▸ **AIM OF THE TASK**: In the records below, tally every line containing "Abstienen". Report only the total.

--- RECORDS FOR THE EXERCISE ---

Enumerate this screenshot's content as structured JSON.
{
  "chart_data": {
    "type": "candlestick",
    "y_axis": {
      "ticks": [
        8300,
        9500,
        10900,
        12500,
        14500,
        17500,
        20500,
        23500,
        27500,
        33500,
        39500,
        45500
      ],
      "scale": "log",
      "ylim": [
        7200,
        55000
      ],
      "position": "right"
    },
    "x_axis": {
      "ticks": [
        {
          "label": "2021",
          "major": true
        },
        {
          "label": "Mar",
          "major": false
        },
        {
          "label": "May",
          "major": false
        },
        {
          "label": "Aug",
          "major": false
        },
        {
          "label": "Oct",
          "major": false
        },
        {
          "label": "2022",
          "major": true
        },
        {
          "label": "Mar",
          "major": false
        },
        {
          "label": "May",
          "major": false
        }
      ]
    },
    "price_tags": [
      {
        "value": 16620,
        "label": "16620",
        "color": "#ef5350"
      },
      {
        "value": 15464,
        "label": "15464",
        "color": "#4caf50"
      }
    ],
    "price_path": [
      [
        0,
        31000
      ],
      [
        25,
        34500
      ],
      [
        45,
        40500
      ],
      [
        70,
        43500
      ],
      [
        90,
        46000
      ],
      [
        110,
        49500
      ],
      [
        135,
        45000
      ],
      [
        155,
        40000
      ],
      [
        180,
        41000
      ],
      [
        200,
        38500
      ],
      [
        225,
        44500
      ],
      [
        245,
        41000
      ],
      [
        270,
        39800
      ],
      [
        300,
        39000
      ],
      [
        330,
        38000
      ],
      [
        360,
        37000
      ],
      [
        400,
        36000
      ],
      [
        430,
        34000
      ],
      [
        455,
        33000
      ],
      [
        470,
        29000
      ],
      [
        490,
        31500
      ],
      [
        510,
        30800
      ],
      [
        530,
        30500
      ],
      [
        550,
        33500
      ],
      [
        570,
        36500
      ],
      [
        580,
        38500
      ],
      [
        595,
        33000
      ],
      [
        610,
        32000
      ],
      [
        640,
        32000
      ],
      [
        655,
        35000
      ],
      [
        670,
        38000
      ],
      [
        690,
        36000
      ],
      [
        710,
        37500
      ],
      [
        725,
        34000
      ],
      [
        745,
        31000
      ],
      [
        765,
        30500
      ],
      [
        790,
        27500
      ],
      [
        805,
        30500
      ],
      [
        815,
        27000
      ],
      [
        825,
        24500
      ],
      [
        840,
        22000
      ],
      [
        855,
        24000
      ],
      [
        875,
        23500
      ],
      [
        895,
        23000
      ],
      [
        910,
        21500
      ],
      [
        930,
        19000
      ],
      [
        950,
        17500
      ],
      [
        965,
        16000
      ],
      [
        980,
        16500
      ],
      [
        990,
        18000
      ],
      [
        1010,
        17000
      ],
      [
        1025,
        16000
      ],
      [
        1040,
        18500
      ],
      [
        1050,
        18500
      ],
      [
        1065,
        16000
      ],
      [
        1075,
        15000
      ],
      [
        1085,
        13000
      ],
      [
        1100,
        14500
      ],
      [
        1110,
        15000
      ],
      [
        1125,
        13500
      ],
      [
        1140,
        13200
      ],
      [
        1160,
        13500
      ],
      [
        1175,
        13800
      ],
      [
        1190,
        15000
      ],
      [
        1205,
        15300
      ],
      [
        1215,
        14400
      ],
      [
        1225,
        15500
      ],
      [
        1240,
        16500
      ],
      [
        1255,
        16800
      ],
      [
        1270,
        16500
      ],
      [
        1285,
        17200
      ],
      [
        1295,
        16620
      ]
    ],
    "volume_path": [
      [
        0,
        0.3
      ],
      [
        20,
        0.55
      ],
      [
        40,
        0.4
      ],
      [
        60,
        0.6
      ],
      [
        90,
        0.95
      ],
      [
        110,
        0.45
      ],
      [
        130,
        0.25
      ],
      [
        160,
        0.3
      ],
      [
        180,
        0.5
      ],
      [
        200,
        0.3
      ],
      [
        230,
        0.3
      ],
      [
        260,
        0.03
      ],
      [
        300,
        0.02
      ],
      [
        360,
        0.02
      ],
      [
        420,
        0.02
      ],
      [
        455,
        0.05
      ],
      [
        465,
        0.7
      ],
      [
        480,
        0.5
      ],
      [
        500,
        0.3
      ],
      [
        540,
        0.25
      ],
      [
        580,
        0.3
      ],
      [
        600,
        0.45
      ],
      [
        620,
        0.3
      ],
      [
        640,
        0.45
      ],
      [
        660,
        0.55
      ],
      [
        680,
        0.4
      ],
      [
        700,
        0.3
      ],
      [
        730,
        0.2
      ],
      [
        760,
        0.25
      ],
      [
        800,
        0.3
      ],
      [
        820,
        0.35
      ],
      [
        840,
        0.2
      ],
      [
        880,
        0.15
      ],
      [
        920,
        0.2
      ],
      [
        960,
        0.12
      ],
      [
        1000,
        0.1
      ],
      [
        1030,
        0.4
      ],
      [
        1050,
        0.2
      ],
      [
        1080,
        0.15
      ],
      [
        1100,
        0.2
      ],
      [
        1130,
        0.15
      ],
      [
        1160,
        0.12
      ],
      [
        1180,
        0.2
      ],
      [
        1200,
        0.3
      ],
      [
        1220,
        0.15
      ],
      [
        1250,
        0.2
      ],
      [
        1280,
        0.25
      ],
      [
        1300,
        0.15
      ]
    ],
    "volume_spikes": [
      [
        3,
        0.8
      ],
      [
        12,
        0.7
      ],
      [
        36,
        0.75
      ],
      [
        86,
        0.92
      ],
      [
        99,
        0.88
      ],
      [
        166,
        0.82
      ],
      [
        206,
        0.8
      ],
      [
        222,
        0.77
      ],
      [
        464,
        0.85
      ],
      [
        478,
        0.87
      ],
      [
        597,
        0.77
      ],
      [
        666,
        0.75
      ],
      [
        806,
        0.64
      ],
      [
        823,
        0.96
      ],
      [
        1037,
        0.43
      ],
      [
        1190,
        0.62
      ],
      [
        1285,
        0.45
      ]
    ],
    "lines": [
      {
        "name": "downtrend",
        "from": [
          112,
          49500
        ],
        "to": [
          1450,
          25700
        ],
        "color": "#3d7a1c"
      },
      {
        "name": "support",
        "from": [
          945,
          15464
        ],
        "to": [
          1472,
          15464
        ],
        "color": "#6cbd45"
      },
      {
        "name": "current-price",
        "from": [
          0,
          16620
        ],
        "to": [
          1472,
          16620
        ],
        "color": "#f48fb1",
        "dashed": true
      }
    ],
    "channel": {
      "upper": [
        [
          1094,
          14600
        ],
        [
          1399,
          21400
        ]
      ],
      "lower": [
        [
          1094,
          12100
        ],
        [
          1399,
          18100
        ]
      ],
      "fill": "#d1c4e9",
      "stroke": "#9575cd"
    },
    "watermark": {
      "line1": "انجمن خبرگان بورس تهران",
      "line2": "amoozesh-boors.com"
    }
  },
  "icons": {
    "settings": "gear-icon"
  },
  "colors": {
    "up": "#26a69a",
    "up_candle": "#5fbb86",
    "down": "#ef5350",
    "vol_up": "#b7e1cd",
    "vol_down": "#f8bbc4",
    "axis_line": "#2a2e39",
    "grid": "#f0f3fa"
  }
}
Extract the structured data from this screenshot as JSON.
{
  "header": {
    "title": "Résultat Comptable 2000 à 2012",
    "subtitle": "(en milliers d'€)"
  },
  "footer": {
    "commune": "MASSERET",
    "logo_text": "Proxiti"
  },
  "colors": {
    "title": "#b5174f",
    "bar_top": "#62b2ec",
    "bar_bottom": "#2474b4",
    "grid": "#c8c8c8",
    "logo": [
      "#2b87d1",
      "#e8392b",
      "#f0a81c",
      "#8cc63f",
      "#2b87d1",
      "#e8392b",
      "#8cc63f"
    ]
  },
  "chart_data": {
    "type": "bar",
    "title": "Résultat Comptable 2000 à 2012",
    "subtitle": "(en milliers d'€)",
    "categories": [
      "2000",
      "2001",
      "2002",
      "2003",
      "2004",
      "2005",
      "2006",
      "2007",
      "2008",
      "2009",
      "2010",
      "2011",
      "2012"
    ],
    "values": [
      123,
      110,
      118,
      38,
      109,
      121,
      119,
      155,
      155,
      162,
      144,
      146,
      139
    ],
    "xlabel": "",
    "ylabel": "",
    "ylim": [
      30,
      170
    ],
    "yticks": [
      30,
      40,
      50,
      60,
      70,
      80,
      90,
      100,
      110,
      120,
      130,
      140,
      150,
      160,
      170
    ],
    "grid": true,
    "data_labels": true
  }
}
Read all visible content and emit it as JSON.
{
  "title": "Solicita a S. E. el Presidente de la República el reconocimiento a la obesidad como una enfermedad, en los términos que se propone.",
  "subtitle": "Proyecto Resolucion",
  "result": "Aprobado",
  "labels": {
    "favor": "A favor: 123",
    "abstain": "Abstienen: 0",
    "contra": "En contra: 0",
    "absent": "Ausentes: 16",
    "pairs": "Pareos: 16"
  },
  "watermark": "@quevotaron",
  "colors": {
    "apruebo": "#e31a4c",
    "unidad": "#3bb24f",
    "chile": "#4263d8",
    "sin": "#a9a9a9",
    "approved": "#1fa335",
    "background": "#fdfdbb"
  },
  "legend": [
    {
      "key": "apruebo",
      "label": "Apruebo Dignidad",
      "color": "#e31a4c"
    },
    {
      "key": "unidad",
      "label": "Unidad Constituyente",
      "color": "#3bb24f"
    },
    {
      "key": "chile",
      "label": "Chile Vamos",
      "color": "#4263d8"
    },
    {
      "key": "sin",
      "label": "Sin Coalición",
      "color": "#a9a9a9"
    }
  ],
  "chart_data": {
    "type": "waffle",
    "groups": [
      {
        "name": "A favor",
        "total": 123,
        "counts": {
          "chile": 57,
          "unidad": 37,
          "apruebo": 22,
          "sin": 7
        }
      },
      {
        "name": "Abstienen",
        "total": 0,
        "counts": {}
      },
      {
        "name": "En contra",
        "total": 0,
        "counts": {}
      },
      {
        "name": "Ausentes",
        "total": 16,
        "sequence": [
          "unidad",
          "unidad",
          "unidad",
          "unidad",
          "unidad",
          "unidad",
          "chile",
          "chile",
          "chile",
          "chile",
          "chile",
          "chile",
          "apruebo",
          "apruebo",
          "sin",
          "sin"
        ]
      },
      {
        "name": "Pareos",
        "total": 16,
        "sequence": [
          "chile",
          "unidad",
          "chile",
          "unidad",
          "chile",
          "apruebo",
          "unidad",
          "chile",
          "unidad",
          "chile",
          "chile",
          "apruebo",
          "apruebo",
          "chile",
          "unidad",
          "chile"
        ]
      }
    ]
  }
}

---

▸ **THE COMPLETED TASK**: 2